GIVEN RECORDS
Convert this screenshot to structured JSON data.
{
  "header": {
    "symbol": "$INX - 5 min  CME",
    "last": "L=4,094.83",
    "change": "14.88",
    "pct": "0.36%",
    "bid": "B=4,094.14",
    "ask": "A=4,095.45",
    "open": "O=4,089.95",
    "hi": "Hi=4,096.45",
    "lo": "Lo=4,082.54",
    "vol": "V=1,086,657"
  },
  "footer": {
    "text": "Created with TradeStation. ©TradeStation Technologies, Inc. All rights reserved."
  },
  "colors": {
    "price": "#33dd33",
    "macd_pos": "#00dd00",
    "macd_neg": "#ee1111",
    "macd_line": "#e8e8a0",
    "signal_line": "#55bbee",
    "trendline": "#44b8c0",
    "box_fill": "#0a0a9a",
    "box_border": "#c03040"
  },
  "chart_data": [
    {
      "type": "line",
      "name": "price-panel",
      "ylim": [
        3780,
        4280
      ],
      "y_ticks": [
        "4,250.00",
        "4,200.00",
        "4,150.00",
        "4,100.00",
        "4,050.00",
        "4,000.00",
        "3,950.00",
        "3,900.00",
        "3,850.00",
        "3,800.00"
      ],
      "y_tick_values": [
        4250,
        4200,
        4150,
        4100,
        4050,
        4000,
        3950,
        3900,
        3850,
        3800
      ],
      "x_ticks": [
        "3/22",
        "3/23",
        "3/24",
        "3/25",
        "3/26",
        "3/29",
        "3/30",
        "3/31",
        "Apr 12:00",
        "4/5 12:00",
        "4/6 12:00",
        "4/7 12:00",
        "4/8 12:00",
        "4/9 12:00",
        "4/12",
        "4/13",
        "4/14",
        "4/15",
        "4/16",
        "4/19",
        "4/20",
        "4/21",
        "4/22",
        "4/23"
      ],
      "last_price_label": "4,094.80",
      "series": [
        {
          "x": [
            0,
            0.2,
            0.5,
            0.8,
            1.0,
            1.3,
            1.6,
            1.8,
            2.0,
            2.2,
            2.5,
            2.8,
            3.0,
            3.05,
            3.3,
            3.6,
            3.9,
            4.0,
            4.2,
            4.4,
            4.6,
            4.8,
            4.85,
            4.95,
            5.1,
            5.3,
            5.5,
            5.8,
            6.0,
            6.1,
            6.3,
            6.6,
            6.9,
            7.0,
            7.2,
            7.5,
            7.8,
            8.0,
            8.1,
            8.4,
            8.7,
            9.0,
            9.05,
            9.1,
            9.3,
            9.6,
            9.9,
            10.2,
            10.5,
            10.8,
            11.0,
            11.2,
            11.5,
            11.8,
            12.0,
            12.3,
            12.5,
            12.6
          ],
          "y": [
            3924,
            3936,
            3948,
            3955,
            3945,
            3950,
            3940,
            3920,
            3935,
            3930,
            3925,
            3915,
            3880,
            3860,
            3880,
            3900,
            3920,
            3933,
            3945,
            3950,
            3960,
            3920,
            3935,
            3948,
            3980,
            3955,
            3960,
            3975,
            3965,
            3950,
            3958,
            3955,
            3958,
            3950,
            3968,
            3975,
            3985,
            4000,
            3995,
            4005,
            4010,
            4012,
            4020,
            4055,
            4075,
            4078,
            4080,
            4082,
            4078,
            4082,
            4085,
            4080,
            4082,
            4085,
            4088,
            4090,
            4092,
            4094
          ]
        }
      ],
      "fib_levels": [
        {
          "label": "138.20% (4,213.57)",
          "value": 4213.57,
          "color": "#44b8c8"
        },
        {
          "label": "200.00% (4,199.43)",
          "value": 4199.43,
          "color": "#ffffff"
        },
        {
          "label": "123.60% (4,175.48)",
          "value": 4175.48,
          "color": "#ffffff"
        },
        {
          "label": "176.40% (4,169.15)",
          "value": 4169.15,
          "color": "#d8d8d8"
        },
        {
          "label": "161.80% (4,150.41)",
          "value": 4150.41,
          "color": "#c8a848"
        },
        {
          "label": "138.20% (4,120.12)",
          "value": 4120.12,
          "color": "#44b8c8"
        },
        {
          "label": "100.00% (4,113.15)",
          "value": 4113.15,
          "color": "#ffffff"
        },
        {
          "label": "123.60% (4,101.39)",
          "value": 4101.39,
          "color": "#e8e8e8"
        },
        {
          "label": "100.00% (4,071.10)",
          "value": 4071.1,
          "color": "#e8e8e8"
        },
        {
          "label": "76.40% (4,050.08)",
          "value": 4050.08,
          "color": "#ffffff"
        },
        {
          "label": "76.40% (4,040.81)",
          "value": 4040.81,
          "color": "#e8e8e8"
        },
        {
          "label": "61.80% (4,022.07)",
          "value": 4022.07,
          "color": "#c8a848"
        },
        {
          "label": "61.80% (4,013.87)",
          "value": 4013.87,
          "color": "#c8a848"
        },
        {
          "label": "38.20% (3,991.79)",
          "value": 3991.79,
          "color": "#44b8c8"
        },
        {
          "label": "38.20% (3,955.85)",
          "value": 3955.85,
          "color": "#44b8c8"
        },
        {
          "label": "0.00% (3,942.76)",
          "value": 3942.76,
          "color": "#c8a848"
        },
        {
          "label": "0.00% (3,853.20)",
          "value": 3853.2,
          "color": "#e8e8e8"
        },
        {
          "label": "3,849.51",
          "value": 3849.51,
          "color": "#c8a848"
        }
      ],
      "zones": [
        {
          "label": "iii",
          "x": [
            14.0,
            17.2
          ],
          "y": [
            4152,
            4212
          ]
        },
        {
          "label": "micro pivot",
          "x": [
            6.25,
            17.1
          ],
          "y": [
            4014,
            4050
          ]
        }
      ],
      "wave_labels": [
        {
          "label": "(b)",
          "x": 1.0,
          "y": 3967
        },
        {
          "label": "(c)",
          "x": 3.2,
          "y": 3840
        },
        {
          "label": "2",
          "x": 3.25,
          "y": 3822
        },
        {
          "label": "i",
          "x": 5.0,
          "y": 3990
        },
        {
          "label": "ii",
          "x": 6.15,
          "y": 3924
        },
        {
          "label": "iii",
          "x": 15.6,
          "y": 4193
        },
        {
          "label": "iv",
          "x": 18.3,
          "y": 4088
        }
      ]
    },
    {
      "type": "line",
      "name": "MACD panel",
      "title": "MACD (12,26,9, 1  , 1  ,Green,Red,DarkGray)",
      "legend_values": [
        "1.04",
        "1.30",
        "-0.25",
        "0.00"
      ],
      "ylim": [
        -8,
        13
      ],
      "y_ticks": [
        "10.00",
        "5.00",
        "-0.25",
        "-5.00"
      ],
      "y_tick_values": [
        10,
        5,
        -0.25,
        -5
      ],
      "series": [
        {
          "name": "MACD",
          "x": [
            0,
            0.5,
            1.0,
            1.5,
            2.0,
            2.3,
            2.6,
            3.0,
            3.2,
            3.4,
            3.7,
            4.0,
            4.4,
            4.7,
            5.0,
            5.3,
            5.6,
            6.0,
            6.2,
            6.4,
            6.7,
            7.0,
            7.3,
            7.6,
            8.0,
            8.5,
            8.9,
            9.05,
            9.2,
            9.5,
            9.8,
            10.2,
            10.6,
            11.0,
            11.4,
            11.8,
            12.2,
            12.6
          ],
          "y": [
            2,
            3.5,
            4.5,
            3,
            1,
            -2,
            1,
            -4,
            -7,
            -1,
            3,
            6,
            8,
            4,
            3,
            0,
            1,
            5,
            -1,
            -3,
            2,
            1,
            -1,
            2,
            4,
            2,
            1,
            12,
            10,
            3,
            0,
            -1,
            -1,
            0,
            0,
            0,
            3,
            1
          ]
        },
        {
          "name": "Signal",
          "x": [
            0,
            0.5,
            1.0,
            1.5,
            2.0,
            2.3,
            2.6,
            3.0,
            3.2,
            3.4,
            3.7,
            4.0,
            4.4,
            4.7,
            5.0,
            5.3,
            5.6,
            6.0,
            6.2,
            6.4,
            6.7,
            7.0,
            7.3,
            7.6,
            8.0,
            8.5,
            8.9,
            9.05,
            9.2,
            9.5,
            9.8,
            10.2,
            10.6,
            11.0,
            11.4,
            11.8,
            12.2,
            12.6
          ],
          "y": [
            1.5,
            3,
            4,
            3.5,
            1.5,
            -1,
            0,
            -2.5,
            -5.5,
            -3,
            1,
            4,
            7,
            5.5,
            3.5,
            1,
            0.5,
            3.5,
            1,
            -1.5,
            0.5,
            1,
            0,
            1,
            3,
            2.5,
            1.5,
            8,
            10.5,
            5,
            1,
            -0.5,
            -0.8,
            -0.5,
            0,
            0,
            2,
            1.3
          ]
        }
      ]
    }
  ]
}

WRITTEN INSTRUCTION
Write out every line of the preceding listing that contains "name".

RIGHT ANSWER
      "name": "price-panel",
      "name": "MACD panel",
          "name": "MACD",
          "name": "Signal",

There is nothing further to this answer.